- Problem statement: The data must be returned in full and exactly as given.

——

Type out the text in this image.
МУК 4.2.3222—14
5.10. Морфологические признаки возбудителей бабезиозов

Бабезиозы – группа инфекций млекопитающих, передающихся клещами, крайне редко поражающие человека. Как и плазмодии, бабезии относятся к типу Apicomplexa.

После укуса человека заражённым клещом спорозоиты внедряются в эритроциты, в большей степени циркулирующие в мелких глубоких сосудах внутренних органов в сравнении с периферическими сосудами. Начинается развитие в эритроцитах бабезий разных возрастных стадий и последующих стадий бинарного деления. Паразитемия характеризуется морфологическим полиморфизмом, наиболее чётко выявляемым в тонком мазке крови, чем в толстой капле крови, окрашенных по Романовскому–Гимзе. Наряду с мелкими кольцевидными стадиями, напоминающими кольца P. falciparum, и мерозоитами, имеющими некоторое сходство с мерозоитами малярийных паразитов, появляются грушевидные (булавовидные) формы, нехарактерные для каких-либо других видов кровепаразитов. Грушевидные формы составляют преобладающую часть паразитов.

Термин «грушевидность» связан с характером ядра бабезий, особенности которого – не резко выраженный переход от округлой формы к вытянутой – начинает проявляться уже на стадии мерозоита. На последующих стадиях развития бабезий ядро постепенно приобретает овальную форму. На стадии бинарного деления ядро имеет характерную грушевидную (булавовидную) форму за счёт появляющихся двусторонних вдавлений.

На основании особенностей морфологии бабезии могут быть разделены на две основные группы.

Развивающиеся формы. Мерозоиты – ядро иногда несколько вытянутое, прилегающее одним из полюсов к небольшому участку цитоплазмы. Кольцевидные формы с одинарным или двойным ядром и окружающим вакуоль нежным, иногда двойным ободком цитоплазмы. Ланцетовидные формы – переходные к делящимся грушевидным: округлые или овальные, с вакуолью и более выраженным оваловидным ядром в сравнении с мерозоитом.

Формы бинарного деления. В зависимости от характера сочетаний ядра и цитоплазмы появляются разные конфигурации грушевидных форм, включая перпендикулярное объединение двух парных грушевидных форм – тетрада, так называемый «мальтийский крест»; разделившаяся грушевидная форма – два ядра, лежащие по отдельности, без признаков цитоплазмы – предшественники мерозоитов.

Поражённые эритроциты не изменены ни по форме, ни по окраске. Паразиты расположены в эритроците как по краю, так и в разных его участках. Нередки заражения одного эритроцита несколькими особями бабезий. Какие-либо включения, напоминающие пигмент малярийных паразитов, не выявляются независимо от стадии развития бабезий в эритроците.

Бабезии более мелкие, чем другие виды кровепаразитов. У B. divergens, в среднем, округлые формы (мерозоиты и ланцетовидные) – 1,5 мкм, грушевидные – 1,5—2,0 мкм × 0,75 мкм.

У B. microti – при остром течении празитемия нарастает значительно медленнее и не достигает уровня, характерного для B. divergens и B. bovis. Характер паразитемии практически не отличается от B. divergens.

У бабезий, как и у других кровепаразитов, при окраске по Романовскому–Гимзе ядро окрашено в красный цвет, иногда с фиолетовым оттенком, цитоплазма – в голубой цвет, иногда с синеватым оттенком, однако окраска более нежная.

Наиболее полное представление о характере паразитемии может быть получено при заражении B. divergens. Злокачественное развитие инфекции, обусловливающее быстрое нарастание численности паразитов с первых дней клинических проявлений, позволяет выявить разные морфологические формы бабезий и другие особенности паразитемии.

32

——

- Answer in full:
Type out the text in this image.
МУК 4.2.3222—14
5.10. Морфологические признаки возбудителей бабезиозов

Бабезиозы – группа инфекций млекопитающих, передающихся клещами, крайне редко поражающие человека. Как и плазмодии, бабезии относятся к типу Apicomplexa.

После укуса человека заражённым клещом спорозоиты внедряются в эритроциты, в большей степени циркулирующие в мелких глубоких сосудах внутренних органов в сравнении с периферическими сосудами. Начинается развитие в эритроцитах бабезий разных возрастных стадий и последующих стадий бинарного деления. Паразитемия характеризуется морфологическим полиморфизмом, наиболее чётко выявляемым в тонком мазке крови, чем в толстой капле крови, окрашенных по Романовскому–Гимзе. Наряду с мелкими кольцевидными стадиями, напоминающими кольца P. falciparum, и мерозоитами, имеющими некоторое сходство с мерозоитами малярийных паразитов, появляются грушевидные (булавовидные) формы, нехарактерные для каких-либо других видов кровепаразитов. Грушевидные формы составляют преобладающую часть паразитов.

Термин «грушевидность» связан с характером ядра бабезий, особенности которого – не резко выраженный переход от округлой формы к вытянутой – начинает проявляться уже на стадии мерозоита. На последующих стадиях развития бабезий ядро постепенно приобретает овальную форму. На стадии бинарного деления ядро имеет характерную грушевидную (булавовидную) форму за счёт появляющихся двусторонних вдавлений.

На основании особенностей морфологии бабезии могут быть разделены на две основные группы.

Развивающиеся формы. Мерозоиты – ядро иногда несколько вытянутое, прилегающее одним из полюсов к небольшому участку цитоплазмы. Кольцевидные формы с одинарным или двойным ядром и окружающим вакуоль нежным, иногда двойным ободком цитоплазмы. Ланцетовидные формы – переходные к делящимся грушевидным: округлые или овальные, с вакуолью и более выраженным оваловидным ядром в сравнении с мерозоитом.

Формы бинарного деления. В зависимости от характера сочетаний ядра и цитоплазмы появляются разные конфигурации грушевидных форм, включая перпендикулярное объединение двух парных грушевидных форм – тетрада, так называемый «мальтийский крест»; разделившаяся грушевидная форма – два ядра, лежащие по отдельности, без признаков цитоплазмы – предшественники мерозоитов.

Поражённые эритроциты не изменены ни по форме, ни по окраске. Паразиты расположены в эритроците как по краю, так и в разных его участках. Нередки заражения одного эритроцита несколькими особями бабезий. Какие-либо включения, напоминающие пигмент малярийных паразитов, не выявляются независимо от стадии развития бабезий в эритроците.

Бабезии более мелкие, чем другие виды кровепаразитов. У B. divergens, в среднем, округлые формы (мерозоиты и ланцетовидные) – 1,5 мкм, грушевидные – 1,5—2,0 мкм × 0,75 мкм.

У B. microti – при остром течении празитемия нарастает значительно медленнее и не достигает уровня, характерного для B. divergens и B. bovis. Характер паразитемии практически не отличается от B. divergens.

У бабезий, как и у других кровепаразитов, при окраске по Романовскому–Гимзе ядро окрашено в красный цвет, иногда с фиолетовым оттенком, цитоплазма – в голубой цвет, иногда с синеватым оттенком, однако окраска более нежная.

Наиболее полное представление о характере паразитемии может быть получено при заражении B. divergens. Злокачественное развитие инфекции, обусловливающее быстрое нарастание численности паразитов с первых дней клинических проявлений, позволяет выявить разные морфологические формы бабезий и другие особенности паразитемии.

32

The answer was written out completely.